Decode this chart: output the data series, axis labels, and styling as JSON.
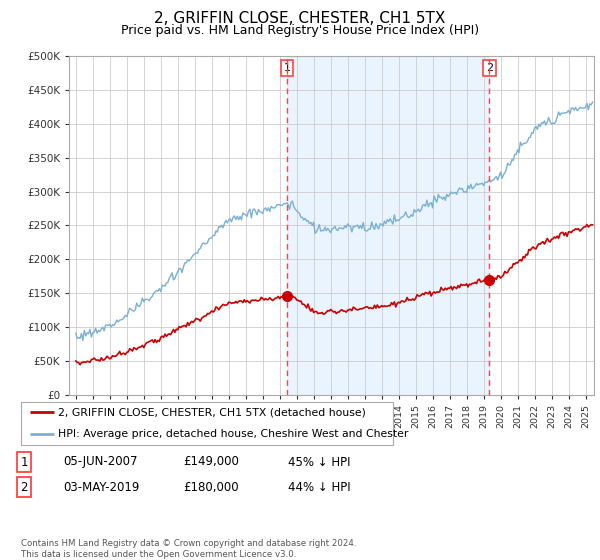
{
  "title": "2, GRIFFIN CLOSE, CHESTER, CH1 5TX",
  "subtitle": "Price paid vs. HM Land Registry's House Price Index (HPI)",
  "title_fontsize": 11,
  "subtitle_fontsize": 9,
  "hpi_color": "#7ab0d4",
  "hpi_fill_color": "#ddeeff",
  "price_color": "#cc0000",
  "vline_color": "#ff4444",
  "background_color": "#ffffff",
  "grid_color": "#cccccc",
  "ylim": [
    0,
    500000
  ],
  "yticks": [
    0,
    50000,
    100000,
    150000,
    200000,
    250000,
    300000,
    350000,
    400000,
    450000,
    500000
  ],
  "sales": [
    {
      "date_num": 2007.43,
      "price": 149000,
      "label": "1",
      "pct": "45% ↓ HPI",
      "date_str": "05-JUN-2007"
    },
    {
      "date_num": 2019.34,
      "price": 180000,
      "label": "2",
      "pct": "44% ↓ HPI",
      "date_str": "03-MAY-2019"
    }
  ],
  "legend_entries": [
    {
      "label": "2, GRIFFIN CLOSE, CHESTER, CH1 5TX (detached house)",
      "color": "#cc0000"
    },
    {
      "label": "HPI: Average price, detached house, Cheshire West and Chester",
      "color": "#7ab0d4"
    }
  ],
  "footer": "Contains HM Land Registry data © Crown copyright and database right 2024.\nThis data is licensed under the Open Government Licence v3.0.",
  "table_rows": [
    [
      "1",
      "05-JUN-2007",
      "£149,000",
      "45% ↓ HPI"
    ],
    [
      "2",
      "03-MAY-2019",
      "£180,000",
      "44% ↓ HPI"
    ]
  ],
  "xmin": 1994.6,
  "xmax": 2025.5
}
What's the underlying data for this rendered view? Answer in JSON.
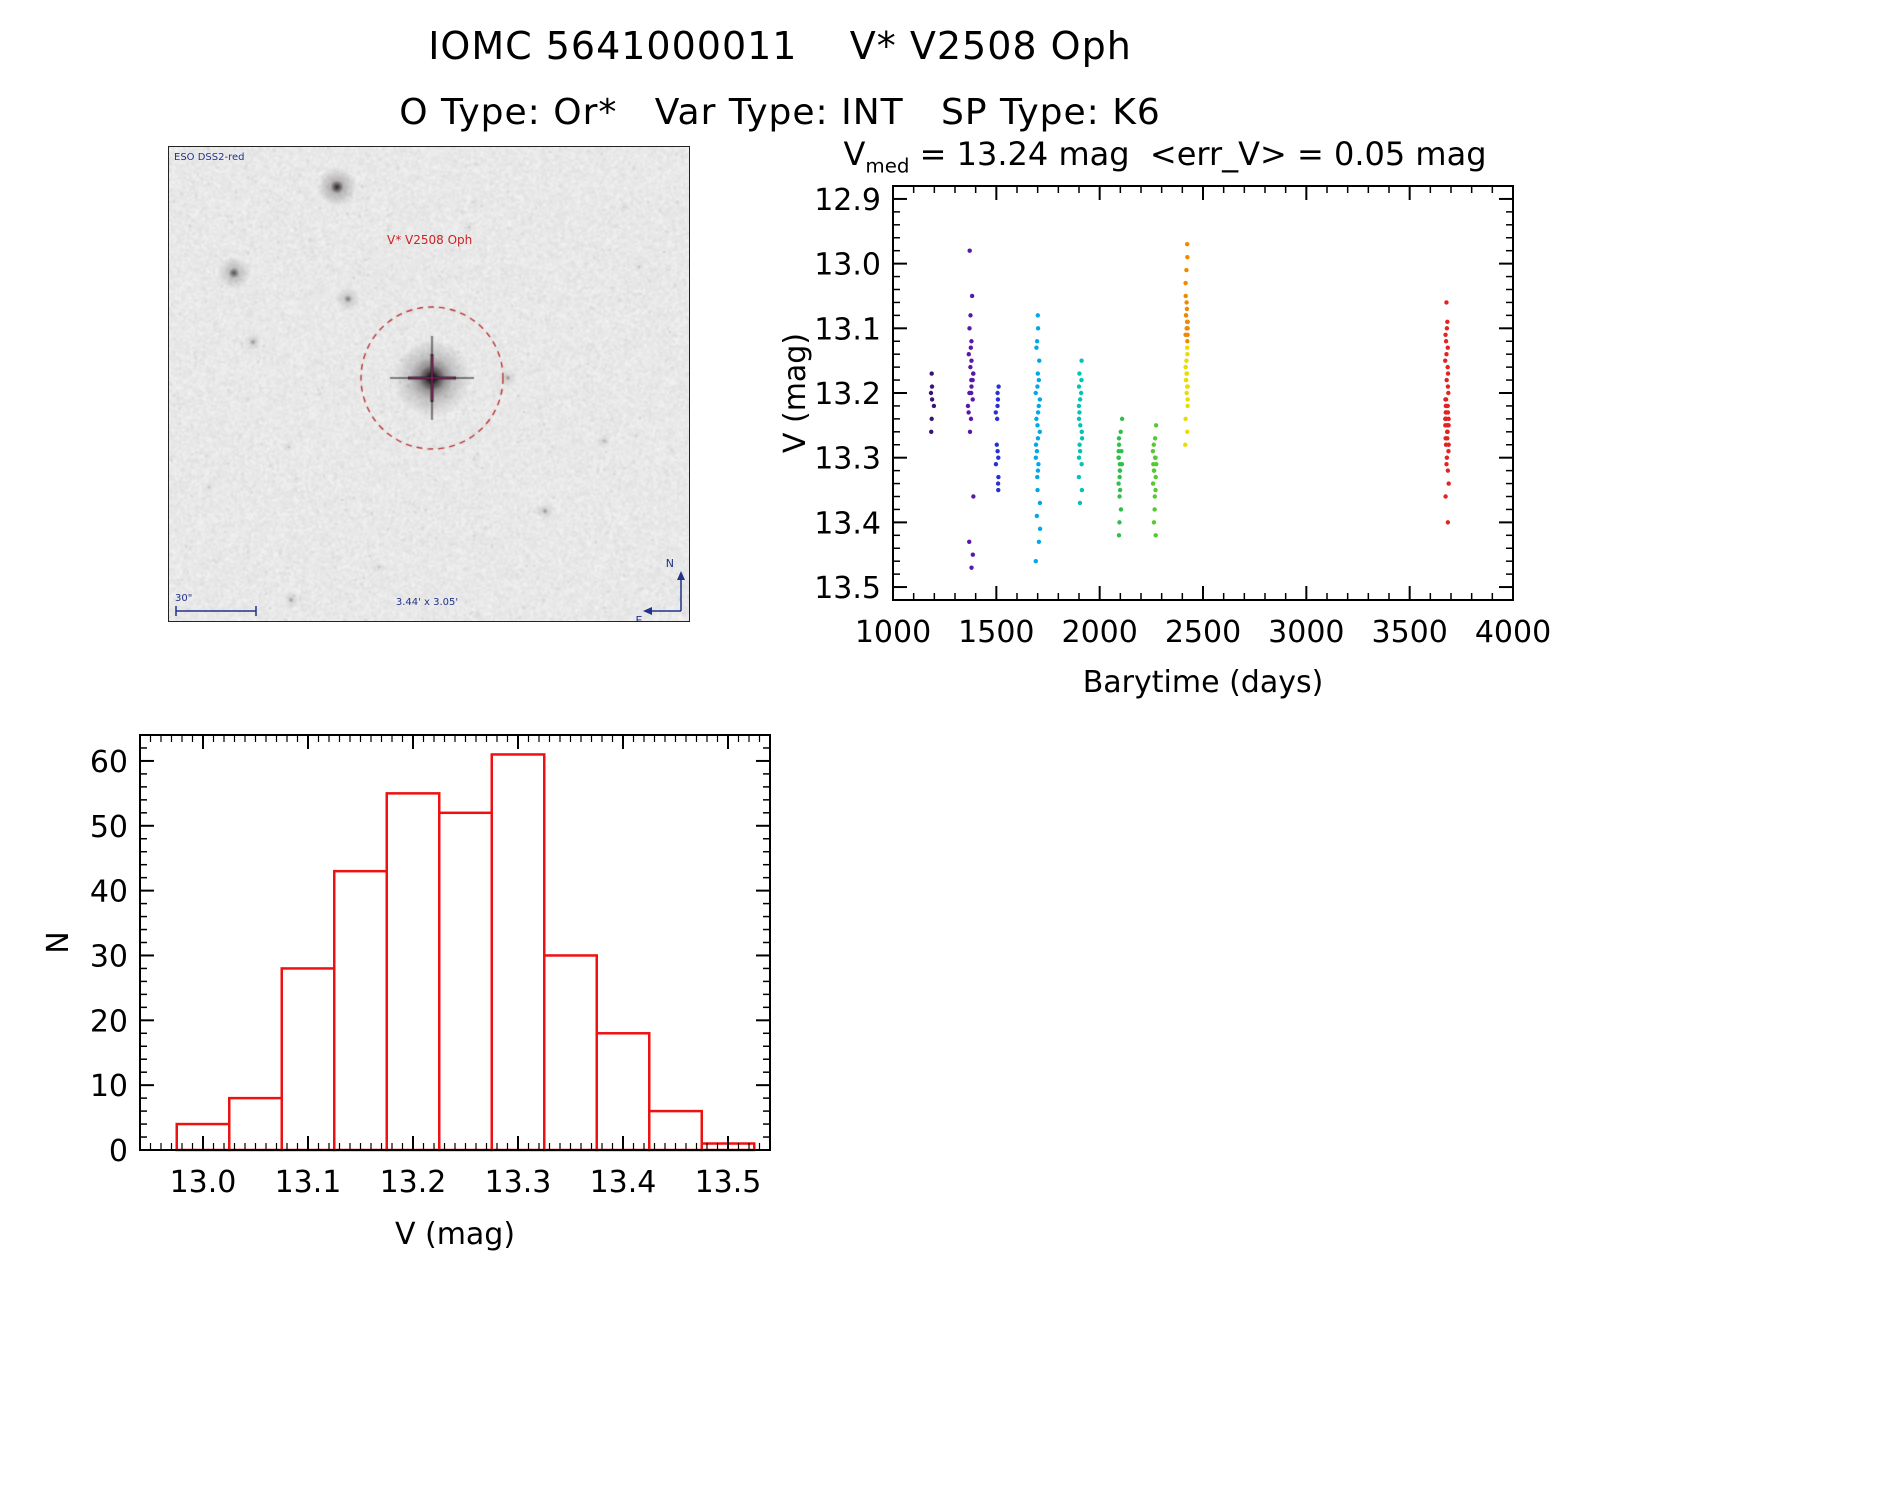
{
  "page": {
    "title": "IOMC 5641000011    V* V2508 Oph",
    "subtitle": "O Type: Or*   Var Type: INT   SP Type: K6"
  },
  "finding_chart": {
    "survey_label": "ESO DSS2-red",
    "target_label": "V* V2508 Oph",
    "scale_label": "30\"",
    "size_label": "3.44' x 3.05'",
    "compass": {
      "north": "N",
      "east": "E"
    },
    "accent_color": "#bb3030",
    "annotation_color": "#223388"
  },
  "chart_data": [
    {
      "type": "scatter",
      "title": {
        "prefix": "V",
        "sub": "med",
        "rest": " = 13.24 mag  <err_V> = 0.05 mag"
      },
      "title_text": "Vmed = 13.24 mag <err_V> = 0.05 mag",
      "xlabel": "Barytime (days)",
      "ylabel": "V (mag)",
      "xlim": [
        1000,
        4000
      ],
      "ylim": [
        12.88,
        13.52
      ],
      "y_inverted": true,
      "xticks": [
        1000,
        1500,
        2000,
        2500,
        3000,
        3500,
        4000
      ],
      "yticks": [
        12.9,
        13.0,
        13.1,
        13.2,
        13.3,
        13.4,
        13.5
      ],
      "x_minor": 100,
      "y_minor": 0.02,
      "grid": false,
      "legend": "none",
      "clusters": [
        {
          "barytime": 1190,
          "color": "#3a1278",
          "jitter": 8,
          "v": [
            13.17,
            13.19,
            13.2,
            13.21,
            13.22,
            13.24,
            13.26
          ]
        },
        {
          "barytime": 1375,
          "color": "#5a18a8",
          "jitter": 14,
          "v": [
            12.98,
            13.05,
            13.08,
            13.1,
            13.12,
            13.13,
            13.14,
            13.15,
            13.16,
            13.17,
            13.17,
            13.18,
            13.18,
            13.19,
            13.2,
            13.2,
            13.21,
            13.22,
            13.23,
            13.24,
            13.26,
            13.36,
            13.43,
            13.45,
            13.47
          ]
        },
        {
          "barytime": 1505,
          "color": "#2830d8",
          "jitter": 8,
          "v": [
            13.19,
            13.2,
            13.21,
            13.22,
            13.23,
            13.24,
            13.28,
            13.29,
            13.3,
            13.31,
            13.33,
            13.34,
            13.35
          ]
        },
        {
          "barytime": 1700,
          "color": "#00a8e8",
          "jitter": 12,
          "v": [
            13.08,
            13.1,
            13.12,
            13.13,
            13.15,
            13.17,
            13.18,
            13.19,
            13.2,
            13.21,
            13.22,
            13.23,
            13.24,
            13.25,
            13.26,
            13.27,
            13.28,
            13.29,
            13.3,
            13.31,
            13.32,
            13.33,
            13.35,
            13.37,
            13.39,
            13.41,
            13.43,
            13.46
          ]
        },
        {
          "barytime": 1905,
          "color": "#00c4b4",
          "jitter": 10,
          "v": [
            13.15,
            13.17,
            13.18,
            13.19,
            13.2,
            13.21,
            13.22,
            13.23,
            13.24,
            13.25,
            13.26,
            13.27,
            13.28,
            13.29,
            13.3,
            13.31,
            13.33,
            13.35,
            13.37
          ]
        },
        {
          "barytime": 2100,
          "color": "#2fbf4a",
          "jitter": 9,
          "v": [
            13.24,
            13.26,
            13.27,
            13.28,
            13.29,
            13.29,
            13.3,
            13.3,
            13.31,
            13.31,
            13.32,
            13.32,
            13.33,
            13.34,
            13.35,
            13.36,
            13.38,
            13.4,
            13.42
          ]
        },
        {
          "barytime": 2265,
          "color": "#55c832",
          "jitter": 9,
          "v": [
            13.25,
            13.27,
            13.28,
            13.29,
            13.3,
            13.3,
            13.31,
            13.31,
            13.32,
            13.32,
            13.33,
            13.34,
            13.35,
            13.36,
            13.38,
            13.4,
            13.42
          ]
        },
        {
          "barytime": 2420,
          "color": "#f08800",
          "jitter": 7,
          "v": [
            12.97,
            12.99,
            13.01,
            13.03,
            13.05,
            13.06,
            13.07,
            13.08,
            13.08,
            13.09,
            13.09,
            13.1,
            13.1,
            13.11,
            13.11,
            13.12
          ]
        },
        {
          "barytime": 2420,
          "color": "#e8dc00",
          "jitter": 7,
          "v": [
            13.13,
            13.14,
            13.15,
            13.16,
            13.16,
            13.17,
            13.17,
            13.18,
            13.18,
            13.19,
            13.19,
            13.2,
            13.21,
            13.22,
            13.24,
            13.26,
            13.28
          ]
        },
        {
          "barytime": 3680,
          "color": "#e42222",
          "jitter": 9,
          "v": [
            13.06,
            13.09,
            13.1,
            13.11,
            13.12,
            13.13,
            13.14,
            13.15,
            13.16,
            13.17,
            13.18,
            13.19,
            13.2,
            13.21,
            13.21,
            13.22,
            13.22,
            13.22,
            13.23,
            13.23,
            13.23,
            13.24,
            13.24,
            13.24,
            13.24,
            13.25,
            13.25,
            13.25,
            13.25,
            13.26,
            13.26,
            13.26,
            13.27,
            13.27,
            13.28,
            13.28,
            13.29,
            13.3,
            13.31,
            13.32,
            13.34,
            13.36,
            13.4
          ]
        }
      ]
    },
    {
      "type": "bar",
      "subtype": "histogram",
      "xlabel": "V (mag)",
      "ylabel": "N",
      "bin_start": 12.975,
      "bin_width": 0.05,
      "counts": [
        4,
        8,
        28,
        43,
        55,
        52,
        61,
        30,
        18,
        6,
        1
      ],
      "xlim": [
        12.94,
        13.54
      ],
      "ylim": [
        0,
        64
      ],
      "xticks": [
        13.0,
        13.1,
        13.2,
        13.3,
        13.4,
        13.5
      ],
      "yticks": [
        0,
        10,
        20,
        30,
        40,
        50,
        60
      ],
      "x_minor": 0.01,
      "y_minor": 2,
      "color": "#ee1111",
      "grid": false
    }
  ]
}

=====

§ EXERCISE DESCRIPTION
Search the records above for "CLOSE". Copy each line where it is found.

§ WRITTEN ANSWER
  "title": "2, GRIFFIN CLOSE, CHESTER, CH1 5TX",
      "label": "2, GRIFFIN CLOSE, CHESTER, CH1 5TX (detached house)",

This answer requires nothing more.